Extract every line of the material below and reproduce it faithfully.

— Start of RECORDS SHOWN —

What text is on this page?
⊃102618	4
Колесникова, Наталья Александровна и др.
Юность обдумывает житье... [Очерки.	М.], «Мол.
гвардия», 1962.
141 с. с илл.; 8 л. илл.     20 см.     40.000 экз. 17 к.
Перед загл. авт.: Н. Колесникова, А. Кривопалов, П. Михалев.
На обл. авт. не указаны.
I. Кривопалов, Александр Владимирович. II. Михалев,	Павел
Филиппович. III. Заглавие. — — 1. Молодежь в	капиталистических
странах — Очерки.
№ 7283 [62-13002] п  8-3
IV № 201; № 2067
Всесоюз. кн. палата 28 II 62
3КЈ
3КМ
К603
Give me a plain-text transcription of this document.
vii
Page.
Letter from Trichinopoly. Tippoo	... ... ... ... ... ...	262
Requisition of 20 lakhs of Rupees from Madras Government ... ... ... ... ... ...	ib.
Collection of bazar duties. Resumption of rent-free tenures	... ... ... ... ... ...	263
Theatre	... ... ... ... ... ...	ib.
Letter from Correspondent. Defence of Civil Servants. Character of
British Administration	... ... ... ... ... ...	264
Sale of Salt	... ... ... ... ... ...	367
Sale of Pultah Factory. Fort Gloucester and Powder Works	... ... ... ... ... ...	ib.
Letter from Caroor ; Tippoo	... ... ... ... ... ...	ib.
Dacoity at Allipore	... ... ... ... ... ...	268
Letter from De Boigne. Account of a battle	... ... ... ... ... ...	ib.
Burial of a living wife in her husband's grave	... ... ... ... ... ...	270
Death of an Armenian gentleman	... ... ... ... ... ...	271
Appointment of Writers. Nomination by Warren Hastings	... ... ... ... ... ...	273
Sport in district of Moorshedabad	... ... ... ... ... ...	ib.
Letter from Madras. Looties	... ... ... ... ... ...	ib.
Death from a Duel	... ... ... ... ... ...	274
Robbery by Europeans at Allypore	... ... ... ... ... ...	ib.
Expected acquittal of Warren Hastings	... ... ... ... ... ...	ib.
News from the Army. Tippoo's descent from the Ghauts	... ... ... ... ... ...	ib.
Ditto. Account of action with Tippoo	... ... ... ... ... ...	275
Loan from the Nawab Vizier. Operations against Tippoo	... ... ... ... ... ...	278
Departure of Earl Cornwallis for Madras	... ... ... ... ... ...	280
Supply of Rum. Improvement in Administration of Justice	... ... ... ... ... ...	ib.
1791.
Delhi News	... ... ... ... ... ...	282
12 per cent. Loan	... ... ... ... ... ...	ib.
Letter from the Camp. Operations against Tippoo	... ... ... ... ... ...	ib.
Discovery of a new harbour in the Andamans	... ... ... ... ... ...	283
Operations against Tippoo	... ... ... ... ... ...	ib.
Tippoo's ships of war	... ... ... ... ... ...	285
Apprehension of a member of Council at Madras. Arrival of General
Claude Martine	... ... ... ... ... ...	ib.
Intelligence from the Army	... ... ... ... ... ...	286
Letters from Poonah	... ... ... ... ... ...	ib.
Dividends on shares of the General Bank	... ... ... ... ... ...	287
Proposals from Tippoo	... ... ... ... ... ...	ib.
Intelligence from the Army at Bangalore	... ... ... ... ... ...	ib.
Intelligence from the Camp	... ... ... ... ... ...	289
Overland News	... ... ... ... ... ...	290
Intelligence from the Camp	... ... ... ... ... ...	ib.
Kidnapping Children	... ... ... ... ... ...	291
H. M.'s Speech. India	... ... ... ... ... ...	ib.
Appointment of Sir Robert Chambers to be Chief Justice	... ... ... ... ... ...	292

— End of RECORDS SHOWN —

(THE RESPONSE)
What text is on this page?
⊃102618	4
Колесникова, Наталья Александровна и др.
Юность обдумывает житье... [Очерки.	М.], «Мол.
гвардия», 1962.
141 с. с илл.; 8 л. илл.     20 см.     40.000 экз. 17 к.
Перед загл. авт.: Н. Колесникова, А. Кривопалов, П. Михалев.
На обл. авт. не указаны.
I. Кривопалов, Александр Владимирович. II. Михалев,	Павел
Филиппович. III. Заглавие. — — 1. Молодежь в	капиталистических
странах — Очерки.
№ 7283 [62-13002] п  8-3
IV № 201; № 2067
Всесоюз. кн. палата 28 II 62
3КЈ
3КМ
К603
Give me a plain-text transcription of this document.
vii
Page.
Letter from Trichinopoly. Tippoo	... ... ... ... ... ...	262
Requisition of 20 lakhs of Rupees from Madras Government ... ... ... ... ... ...	ib.
Collection of bazar duties. Resumption of rent-free tenures	... ... ... ... ... ...	263
Theatre	... ... ... ... ... ...	ib.
Letter from Correspondent. Defence of Civil Servants. Character of
British Administration	... ... ... ... ... ...	264
Sale of Salt	... ... ... ... ... ...	367
Sale of Pultah Factory. Fort Gloucester and Powder Works	... ... ... ... ... ...	ib.
Letter from Caroor ; Tippoo	... ... ... ... ... ...	ib.
Dacoity at Allipore	... ... ... ... ... ...	268
Letter from De Boigne. Account of a battle	... ... ... ... ... ...	ib.
Burial of a living wife in her husband's grave	... ... ... ... ... ...	270
Death of an Armenian gentleman	... ... ... ... ... ...	271
Appointment of Writers. Nomination by Warren Hastings	... ... ... ... ... ...	273
Sport in district of Moorshedabad	... ... ... ... ... ...	ib.
Letter from Madras. Looties	... ... ... ... ... ...	ib.
Death from a Duel	... ... ... ... ... ...	274
Robbery by Europeans at Allypore	... ... ... ... ... ...	ib.
Expected acquittal of Warren Hastings	... ... ... ... ... ...	ib.
News from the Army. Tippoo's descent from the Ghauts	... ... ... ... ... ...	ib.
Ditto. Account of action with Tippoo	... ... ... ... ... ...	275
Loan from the Nawab Vizier. Operations against Tippoo	... ... ... ... ... ...	278
Departure of Earl Cornwallis for Madras	... ... ... ... ... ...	280
Supply of Rum. Improvement in Administration of Justice	... ... ... ... ... ...	ib.
1791.
Delhi News	... ... ... ... ... ...	282
12 per cent. Loan	... ... ... ... ... ...	ib.
Letter from the Camp. Operations against Tippoo	... ... ... ... ... ...	ib.
Discovery of a new harbour in the Andamans	... ... ... ... ... ...	283
Operations against Tippoo	... ... ... ... ... ...	ib.
Tippoo's ships of war	... ... ... ... ... ...	285
Apprehension of a member of Council at Madras. Arrival of General
Claude Martine	... ... ... ... ... ...	ib.
Intelligence from the Army	... ... ... ... ... ...	286
Letters from Poonah	... ... ... ... ... ...	ib.
Dividends on shares of the General Bank	... ... ... ... ... ...	287
Proposals from Tippoo	... ... ... ... ... ...	ib.
Intelligence from the Army at Bangalore	... ... ... ... ... ...	ib.
Intelligence from the Camp	... ... ... ... ... ...	289
Overland News	... ... ... ... ... ...	290
Intelligence from the Camp	... ... ... ... ... ...	ib.
Kidnapping Children	... ... ... ... ... ...	291
H. M.'s Speech. India	... ... ... ... ... ...	ib.
Appointment of Sir Robert Chambers to be Chief Justice	... ... ... ... ... ...	292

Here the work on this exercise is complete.